> ACTIVITY:
Please answer these questions using the article on future oil and gas demand:
1. On what date was it published?
2. What multiple of 2000 energy demand could demand in 2050 reach, according to Pete Voser?
3. To which gathering did the chief executives speak?

> SELECTED PASSAGE:
[Start of section]
Big spending needed to meet future oil & gas demand

Published December 7th, 2011 - 09:39 GMT
Based on the historic increases in energy demand that have accompanied economic growth to date, demand in 2050 could be around three times that of 2000, Pete Voser, chief executive of Royal Dutch Shell said
Based on the historic increases in energy demand that have accompanied economic growth to date, demand in 2050 could be around three times that of 2000, Pete Voser, chief executive of Royal Dutch Shell said

Huge oil and gas investments, big efficiency gains and practical use of renewables are all needed to meet rapidly rising energy demand over the next few decades, the heads of the world's largest oil companies said on Tuesday.

Despite concerns over energy demand because of the euro zone debt crisis, the chief executives of the biggest oil and gas companies told the World Petroleum Congress they must continue investing trillions of dollars to deliver energy in the longer term and called on governments to help. "In the current economic climate the need to make the right policy choices is critical," said Rex Tillerson, chief executive of ExxonMobil, the world's biggest publically traded energy company. "We must engage in long-term planning, undeterred by the episodic ups and downs of regional and global economic performance," he added.
[End of section]
> PROVIDED INFORMATION:
[Start of section]
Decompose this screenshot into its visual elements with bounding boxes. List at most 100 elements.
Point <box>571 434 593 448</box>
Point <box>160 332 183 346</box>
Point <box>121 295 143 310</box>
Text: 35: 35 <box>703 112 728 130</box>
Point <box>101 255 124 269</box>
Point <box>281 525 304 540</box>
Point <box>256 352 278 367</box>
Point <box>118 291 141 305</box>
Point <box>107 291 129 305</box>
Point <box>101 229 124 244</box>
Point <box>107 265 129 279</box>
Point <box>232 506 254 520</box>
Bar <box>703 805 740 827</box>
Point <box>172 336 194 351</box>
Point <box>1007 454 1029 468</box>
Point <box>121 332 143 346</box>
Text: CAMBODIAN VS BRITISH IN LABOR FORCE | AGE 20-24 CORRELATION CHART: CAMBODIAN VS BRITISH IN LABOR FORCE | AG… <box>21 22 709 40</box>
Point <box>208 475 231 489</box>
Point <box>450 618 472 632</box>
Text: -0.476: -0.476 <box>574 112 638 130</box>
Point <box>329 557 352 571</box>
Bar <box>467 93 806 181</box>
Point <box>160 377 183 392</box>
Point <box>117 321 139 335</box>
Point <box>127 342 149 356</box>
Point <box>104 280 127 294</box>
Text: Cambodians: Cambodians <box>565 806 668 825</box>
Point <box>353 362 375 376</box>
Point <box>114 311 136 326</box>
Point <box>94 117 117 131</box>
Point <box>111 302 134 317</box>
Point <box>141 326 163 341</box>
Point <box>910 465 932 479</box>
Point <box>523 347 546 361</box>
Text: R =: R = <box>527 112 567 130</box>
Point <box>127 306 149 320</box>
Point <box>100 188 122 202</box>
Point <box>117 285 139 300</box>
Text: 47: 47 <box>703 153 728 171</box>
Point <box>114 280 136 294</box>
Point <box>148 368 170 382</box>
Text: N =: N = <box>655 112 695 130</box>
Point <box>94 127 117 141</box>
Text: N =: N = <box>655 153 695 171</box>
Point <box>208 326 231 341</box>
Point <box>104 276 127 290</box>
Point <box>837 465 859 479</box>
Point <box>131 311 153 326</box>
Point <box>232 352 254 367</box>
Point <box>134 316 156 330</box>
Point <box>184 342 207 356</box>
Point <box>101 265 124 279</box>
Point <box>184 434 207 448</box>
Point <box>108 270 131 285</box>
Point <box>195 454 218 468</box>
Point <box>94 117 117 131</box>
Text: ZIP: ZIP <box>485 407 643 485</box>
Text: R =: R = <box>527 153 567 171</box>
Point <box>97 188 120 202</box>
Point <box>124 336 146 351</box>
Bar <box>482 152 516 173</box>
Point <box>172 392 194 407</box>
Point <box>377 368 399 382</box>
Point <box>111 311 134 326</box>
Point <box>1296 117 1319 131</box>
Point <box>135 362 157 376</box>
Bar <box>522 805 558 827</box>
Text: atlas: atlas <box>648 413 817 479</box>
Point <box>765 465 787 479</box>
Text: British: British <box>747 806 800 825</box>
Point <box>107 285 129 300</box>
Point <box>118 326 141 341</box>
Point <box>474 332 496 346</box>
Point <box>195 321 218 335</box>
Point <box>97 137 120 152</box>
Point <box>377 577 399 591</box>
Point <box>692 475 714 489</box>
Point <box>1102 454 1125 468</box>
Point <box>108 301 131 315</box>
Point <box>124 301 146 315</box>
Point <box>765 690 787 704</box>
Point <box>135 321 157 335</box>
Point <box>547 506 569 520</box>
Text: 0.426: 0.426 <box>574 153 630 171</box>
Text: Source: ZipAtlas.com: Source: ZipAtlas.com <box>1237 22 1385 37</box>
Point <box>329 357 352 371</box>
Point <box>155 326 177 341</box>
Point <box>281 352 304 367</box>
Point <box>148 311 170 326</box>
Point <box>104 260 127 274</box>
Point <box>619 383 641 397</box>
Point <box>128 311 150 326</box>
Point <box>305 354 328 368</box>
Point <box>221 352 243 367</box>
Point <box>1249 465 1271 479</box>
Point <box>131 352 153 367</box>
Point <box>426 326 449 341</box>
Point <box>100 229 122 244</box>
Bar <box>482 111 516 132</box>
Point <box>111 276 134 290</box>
[End of section]
> RESULT FOR THIS TASK:
1. December 7th, 2011
2. Around three times
3. The World Petroleum Congress